» Enunciado
Reproduce las líneas que van desde la que contiene "Patent image size: (759, 1134)." hasta la que contiene "The flexible tube 112 is at (343, 310).", ambas incluidas, y reemplaza "larger volume" por "greater capacity" sin cambiar nada más.

» Extracto de datos
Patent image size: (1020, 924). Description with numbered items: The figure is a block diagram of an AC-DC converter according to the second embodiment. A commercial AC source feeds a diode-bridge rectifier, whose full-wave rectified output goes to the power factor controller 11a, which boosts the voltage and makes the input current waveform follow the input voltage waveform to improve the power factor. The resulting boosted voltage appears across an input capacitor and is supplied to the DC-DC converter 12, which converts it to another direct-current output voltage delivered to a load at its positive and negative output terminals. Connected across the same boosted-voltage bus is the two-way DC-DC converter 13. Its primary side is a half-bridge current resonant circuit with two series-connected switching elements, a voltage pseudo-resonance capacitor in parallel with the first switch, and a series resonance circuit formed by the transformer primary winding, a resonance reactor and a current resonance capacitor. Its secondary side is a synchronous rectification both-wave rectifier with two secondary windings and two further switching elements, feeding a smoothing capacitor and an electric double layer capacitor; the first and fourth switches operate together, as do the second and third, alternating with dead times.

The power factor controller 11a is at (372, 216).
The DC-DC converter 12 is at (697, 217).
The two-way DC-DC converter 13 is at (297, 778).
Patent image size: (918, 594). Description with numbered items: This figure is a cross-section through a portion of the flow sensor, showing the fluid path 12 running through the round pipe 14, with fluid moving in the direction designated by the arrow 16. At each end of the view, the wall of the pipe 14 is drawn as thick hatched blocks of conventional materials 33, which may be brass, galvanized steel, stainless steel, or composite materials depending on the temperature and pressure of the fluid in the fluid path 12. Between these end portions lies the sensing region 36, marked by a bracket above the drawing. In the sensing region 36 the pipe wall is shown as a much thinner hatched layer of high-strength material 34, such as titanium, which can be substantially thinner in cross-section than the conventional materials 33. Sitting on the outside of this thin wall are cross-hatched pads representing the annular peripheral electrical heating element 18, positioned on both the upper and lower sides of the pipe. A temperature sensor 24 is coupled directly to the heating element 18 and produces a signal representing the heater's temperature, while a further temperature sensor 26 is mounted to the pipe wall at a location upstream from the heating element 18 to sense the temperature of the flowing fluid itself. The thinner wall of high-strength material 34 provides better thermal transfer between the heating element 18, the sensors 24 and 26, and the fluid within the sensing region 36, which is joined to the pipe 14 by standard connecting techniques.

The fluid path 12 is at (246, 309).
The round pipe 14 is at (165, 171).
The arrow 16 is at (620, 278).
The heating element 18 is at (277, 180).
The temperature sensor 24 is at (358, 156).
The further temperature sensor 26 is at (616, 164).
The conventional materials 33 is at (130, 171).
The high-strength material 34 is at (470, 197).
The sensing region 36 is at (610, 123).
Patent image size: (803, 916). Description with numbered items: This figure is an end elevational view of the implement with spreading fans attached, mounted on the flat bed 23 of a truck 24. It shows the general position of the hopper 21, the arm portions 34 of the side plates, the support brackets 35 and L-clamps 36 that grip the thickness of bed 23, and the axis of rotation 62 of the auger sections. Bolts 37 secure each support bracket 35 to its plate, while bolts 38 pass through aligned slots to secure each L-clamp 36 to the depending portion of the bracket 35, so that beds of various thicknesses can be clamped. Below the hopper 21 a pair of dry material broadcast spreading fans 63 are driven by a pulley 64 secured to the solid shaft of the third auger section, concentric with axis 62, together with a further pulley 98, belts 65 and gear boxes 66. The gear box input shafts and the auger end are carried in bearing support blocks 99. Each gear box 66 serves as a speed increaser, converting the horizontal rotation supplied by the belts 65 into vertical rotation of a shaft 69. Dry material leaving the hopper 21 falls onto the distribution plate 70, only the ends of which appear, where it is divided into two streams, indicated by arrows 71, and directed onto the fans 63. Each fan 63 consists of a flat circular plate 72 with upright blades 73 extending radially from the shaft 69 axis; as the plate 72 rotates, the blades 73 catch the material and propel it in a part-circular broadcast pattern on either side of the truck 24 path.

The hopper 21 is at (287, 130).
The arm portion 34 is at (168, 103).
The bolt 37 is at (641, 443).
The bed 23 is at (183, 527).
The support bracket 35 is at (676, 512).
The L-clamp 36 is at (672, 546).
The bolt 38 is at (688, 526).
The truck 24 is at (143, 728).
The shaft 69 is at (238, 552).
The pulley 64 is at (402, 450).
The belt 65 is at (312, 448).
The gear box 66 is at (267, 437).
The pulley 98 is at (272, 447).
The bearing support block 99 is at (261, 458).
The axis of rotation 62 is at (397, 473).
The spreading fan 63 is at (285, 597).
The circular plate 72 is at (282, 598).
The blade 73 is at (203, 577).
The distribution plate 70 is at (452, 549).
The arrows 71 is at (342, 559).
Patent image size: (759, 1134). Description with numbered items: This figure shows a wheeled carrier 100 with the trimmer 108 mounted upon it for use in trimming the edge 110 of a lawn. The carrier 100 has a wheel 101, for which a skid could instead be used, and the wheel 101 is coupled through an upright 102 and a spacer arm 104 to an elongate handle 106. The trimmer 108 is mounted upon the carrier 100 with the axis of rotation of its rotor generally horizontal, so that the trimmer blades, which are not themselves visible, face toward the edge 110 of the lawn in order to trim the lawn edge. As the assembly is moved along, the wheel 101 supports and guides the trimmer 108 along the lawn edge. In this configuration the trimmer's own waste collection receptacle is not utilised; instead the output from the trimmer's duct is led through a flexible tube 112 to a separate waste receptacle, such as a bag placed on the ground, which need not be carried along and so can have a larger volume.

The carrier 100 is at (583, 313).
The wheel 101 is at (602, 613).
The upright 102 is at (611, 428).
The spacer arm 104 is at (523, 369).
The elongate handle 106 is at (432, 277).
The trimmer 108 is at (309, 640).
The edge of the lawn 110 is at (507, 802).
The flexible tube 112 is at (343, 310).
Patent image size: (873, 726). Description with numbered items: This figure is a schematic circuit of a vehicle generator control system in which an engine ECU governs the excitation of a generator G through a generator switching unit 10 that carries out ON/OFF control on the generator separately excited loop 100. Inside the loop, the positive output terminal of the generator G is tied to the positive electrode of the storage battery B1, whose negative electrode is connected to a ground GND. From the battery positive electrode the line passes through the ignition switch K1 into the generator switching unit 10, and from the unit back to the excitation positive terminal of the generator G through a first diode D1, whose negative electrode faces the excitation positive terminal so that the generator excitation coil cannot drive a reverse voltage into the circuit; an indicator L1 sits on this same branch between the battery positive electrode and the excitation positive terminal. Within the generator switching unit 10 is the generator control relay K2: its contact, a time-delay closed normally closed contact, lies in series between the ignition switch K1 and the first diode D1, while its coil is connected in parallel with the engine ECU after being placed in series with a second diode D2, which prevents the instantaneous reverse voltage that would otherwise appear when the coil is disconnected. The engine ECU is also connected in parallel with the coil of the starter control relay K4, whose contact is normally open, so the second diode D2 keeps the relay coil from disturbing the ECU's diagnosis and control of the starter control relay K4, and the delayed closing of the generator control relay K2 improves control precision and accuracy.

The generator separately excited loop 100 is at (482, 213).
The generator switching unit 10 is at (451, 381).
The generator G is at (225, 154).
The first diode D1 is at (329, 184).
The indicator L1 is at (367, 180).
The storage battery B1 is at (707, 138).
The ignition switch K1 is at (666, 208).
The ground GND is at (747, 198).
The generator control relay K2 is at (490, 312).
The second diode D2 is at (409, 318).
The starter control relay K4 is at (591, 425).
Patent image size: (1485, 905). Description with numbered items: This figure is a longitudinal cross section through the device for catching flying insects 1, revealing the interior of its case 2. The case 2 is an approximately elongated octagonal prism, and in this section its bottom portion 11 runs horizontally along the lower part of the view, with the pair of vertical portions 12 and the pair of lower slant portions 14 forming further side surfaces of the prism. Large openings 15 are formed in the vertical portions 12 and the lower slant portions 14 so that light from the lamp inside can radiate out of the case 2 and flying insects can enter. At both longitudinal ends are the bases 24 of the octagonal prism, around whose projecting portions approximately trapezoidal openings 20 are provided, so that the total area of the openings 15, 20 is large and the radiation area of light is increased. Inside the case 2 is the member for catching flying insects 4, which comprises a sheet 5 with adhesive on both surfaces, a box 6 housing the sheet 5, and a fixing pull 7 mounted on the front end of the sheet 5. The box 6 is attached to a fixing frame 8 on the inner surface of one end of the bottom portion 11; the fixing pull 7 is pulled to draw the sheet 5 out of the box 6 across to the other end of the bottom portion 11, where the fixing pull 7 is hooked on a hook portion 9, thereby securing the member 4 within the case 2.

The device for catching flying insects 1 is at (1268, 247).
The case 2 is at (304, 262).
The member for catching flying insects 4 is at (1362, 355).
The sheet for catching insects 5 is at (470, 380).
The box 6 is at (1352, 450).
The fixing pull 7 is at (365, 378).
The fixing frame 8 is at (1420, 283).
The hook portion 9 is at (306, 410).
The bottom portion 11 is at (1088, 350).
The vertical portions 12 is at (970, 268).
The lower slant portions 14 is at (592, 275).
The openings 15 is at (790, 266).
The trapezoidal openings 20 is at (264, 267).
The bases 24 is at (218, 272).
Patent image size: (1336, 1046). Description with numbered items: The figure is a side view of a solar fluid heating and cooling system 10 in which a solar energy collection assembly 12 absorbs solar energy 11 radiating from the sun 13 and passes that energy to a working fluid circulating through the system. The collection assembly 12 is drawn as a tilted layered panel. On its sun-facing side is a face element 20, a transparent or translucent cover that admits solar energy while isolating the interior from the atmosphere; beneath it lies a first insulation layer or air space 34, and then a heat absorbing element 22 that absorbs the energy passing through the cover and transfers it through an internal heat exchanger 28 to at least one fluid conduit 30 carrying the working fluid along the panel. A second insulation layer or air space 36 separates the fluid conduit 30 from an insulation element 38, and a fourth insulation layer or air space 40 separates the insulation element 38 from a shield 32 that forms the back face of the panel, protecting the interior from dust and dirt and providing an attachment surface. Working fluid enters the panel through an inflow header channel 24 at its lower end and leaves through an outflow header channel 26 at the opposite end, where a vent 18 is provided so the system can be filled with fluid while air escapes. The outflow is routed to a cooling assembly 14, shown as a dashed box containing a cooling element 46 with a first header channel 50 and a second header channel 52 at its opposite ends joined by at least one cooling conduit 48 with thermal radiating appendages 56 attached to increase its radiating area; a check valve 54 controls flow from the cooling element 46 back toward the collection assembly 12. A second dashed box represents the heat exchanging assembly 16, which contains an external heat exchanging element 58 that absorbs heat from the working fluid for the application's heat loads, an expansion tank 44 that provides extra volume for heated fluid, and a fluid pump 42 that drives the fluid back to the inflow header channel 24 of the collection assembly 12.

» Solución
Patent image size: (759, 1134). Description with numbered items: This figure shows a wheeled carrier 100 with the trimmer 108 mounted upon it for use in trimming the edge 110 of a lawn. The carrier 100 has a wheel 101, for which a skid could instead be used, and the wheel 101 is coupled through an upright 102 and a spacer arm 104 to an elongate handle 106. The trimmer 108 is mounted upon the carrier 100 with the axis of rotation of its rotor generally horizontal, so that the trimmer blades, which are not themselves visible, face toward the edge 110 of the lawn in order to trim the lawn edge. As the assembly is moved along, the wheel 101 supports and guides the trimmer 108 along the lawn edge. In this configuration the trimmer's own waste collection receptacle is not utilised; instead the output from the trimmer's duct is led through a flexible tube 112 to a separate waste receptacle, such as a bag placed on the ground, which need not be carried along and so can have a greater capacity.

The carrier 100 is at (583, 313).
The wheel 101 is at (602, 613).
The upright 102 is at (611, 428).
The spacer arm 104 is at (523, 369).
The elongate handle 106 is at (432, 277).
The trimmer 108 is at (309, 640).
The edge of the lawn 110 is at (507, 802).
The flexible tube 112 is at (343, 310).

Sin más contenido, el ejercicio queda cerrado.